● **EXERCISE DIRECTIONS**
Only the number is wanted: tally the lines below that contain the word "goroutine".

+++ RECORDS FOR THE TASK +++

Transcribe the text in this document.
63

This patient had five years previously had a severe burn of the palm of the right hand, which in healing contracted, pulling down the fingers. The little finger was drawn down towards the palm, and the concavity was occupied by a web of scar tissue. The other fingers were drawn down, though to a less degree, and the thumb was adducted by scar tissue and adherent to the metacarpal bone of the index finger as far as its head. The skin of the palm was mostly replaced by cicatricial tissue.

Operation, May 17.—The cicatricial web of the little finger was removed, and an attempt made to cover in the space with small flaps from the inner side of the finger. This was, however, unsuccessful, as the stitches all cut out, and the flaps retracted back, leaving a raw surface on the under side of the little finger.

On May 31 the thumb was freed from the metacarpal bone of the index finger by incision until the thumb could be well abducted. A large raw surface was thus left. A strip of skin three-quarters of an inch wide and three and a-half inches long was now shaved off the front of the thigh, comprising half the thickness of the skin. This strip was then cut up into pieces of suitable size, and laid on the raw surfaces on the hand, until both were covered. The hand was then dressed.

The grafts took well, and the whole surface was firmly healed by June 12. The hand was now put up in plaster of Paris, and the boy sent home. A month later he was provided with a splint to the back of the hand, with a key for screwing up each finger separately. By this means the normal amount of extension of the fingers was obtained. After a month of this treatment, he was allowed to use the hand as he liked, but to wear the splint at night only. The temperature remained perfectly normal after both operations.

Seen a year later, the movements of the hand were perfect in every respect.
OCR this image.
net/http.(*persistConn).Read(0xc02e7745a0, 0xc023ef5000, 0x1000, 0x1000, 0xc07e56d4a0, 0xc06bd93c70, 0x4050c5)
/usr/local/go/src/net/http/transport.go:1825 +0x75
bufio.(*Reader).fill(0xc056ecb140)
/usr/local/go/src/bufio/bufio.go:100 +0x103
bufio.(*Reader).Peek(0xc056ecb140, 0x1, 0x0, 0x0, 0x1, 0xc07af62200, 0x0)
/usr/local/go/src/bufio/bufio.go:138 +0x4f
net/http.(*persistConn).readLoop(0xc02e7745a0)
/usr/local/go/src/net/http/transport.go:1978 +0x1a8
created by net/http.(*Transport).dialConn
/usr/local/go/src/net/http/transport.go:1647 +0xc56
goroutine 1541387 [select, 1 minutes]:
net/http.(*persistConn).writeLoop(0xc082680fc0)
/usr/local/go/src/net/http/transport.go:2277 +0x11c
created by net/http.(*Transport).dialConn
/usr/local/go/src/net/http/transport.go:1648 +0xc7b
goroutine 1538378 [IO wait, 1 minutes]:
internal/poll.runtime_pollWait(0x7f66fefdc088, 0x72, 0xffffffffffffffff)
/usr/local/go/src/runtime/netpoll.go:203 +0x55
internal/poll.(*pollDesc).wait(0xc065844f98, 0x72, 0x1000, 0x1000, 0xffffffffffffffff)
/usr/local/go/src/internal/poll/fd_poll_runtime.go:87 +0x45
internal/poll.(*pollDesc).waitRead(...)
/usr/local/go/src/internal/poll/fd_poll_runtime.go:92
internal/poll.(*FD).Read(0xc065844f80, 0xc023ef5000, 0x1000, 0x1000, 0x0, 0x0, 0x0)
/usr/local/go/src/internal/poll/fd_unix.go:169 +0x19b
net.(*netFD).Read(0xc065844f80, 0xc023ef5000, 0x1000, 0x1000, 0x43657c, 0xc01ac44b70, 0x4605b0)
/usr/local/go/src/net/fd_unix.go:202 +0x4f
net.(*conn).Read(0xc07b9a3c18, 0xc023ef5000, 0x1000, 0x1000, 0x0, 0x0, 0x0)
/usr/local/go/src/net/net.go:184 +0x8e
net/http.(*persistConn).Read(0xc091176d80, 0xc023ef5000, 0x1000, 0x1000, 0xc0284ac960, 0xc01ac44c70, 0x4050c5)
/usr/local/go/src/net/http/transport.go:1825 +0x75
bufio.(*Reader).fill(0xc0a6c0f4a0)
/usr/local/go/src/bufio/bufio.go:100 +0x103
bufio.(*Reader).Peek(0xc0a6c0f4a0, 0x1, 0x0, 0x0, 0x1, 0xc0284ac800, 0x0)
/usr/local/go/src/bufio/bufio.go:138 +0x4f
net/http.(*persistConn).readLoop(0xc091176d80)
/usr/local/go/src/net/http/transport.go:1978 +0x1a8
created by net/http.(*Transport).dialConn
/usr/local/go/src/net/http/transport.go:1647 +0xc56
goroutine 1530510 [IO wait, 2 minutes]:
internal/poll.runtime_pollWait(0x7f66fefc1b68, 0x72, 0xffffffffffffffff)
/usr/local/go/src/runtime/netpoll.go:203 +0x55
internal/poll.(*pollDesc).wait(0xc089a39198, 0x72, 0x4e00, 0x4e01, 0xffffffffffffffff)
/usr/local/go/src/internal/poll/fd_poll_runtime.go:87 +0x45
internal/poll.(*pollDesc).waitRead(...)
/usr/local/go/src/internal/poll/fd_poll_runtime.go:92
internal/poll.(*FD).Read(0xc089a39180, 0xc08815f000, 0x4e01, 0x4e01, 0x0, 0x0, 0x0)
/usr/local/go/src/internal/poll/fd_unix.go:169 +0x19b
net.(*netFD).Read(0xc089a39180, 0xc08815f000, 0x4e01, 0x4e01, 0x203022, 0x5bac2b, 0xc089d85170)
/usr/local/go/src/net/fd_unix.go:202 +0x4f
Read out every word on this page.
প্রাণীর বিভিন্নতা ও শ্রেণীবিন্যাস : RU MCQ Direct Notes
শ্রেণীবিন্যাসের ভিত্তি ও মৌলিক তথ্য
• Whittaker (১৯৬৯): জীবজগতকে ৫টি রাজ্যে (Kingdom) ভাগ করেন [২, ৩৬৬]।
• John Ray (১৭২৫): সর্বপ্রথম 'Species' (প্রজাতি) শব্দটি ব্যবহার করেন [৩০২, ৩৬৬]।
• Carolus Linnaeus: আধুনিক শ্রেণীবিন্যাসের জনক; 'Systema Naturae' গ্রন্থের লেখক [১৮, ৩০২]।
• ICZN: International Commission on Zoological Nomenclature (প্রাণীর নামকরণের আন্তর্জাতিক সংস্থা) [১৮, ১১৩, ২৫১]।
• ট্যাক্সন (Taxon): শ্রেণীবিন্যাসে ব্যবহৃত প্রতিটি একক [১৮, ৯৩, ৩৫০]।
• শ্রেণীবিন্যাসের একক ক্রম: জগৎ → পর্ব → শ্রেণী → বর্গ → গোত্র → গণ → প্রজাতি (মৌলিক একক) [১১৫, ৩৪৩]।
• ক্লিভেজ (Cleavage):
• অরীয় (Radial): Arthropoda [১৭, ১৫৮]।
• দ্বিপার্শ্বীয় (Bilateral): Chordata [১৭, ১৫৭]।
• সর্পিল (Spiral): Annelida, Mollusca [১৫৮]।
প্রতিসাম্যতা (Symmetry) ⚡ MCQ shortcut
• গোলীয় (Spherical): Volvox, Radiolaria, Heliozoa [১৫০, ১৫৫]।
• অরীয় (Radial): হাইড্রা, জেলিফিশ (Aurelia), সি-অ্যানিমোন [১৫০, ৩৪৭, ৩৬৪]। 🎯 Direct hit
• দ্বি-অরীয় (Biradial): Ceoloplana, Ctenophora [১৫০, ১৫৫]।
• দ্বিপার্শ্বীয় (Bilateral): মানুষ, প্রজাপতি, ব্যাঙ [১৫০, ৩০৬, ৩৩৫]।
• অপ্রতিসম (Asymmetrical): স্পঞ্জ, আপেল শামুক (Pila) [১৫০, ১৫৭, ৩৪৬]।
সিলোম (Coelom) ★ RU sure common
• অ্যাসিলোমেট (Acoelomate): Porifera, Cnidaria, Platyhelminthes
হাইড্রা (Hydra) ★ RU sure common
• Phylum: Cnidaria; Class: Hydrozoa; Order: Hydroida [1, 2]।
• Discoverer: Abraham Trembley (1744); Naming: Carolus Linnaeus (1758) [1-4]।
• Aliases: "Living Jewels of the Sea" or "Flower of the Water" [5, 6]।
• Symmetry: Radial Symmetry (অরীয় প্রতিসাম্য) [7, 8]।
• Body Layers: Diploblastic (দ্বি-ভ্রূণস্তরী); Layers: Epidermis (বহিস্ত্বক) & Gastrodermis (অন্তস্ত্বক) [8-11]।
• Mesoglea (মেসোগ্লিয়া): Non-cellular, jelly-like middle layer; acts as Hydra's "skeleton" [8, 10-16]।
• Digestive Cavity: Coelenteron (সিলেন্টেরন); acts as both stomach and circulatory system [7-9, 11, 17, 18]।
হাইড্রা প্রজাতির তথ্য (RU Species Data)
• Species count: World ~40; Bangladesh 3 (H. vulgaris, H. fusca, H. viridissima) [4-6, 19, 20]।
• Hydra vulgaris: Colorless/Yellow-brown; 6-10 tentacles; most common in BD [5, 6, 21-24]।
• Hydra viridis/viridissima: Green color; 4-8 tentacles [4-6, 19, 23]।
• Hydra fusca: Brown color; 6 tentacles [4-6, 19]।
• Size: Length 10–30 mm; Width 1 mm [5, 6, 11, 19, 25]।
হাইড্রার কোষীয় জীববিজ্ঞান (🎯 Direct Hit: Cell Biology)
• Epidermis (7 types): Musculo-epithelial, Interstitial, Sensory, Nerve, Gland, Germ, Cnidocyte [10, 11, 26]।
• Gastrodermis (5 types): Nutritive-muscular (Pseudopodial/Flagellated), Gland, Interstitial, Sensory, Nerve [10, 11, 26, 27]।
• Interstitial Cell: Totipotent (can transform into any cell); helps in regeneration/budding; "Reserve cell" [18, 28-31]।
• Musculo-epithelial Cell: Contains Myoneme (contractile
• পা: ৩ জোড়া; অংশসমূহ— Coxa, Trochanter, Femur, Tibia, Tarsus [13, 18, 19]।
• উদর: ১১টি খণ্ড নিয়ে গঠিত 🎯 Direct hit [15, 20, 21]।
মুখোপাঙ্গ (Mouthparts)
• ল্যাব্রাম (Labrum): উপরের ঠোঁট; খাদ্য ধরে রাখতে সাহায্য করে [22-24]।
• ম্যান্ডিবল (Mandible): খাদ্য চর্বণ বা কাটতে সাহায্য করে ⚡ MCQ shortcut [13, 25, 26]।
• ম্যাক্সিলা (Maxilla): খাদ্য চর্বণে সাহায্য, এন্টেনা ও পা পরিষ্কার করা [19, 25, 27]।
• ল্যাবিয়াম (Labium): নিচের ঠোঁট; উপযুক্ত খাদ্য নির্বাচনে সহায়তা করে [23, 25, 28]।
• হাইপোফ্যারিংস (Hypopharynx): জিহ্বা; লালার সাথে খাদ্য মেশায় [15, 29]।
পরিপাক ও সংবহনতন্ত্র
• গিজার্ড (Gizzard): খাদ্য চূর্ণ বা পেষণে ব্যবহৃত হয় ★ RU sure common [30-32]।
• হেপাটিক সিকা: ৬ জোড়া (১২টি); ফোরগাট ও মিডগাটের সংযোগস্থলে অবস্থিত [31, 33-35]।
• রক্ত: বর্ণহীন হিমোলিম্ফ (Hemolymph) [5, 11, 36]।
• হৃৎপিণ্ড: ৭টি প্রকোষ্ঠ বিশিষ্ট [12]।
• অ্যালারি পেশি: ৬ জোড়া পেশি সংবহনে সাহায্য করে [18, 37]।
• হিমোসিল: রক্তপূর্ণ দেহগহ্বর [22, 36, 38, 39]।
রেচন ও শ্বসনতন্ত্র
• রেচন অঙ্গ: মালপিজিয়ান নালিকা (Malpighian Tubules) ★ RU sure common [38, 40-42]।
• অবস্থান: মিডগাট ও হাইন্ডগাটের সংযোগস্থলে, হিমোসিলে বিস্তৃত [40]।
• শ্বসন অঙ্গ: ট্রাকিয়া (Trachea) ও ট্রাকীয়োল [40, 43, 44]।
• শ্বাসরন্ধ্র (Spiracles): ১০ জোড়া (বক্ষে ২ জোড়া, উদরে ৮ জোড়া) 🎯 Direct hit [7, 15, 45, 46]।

+++

● **PROBLEM SOLUTION**
3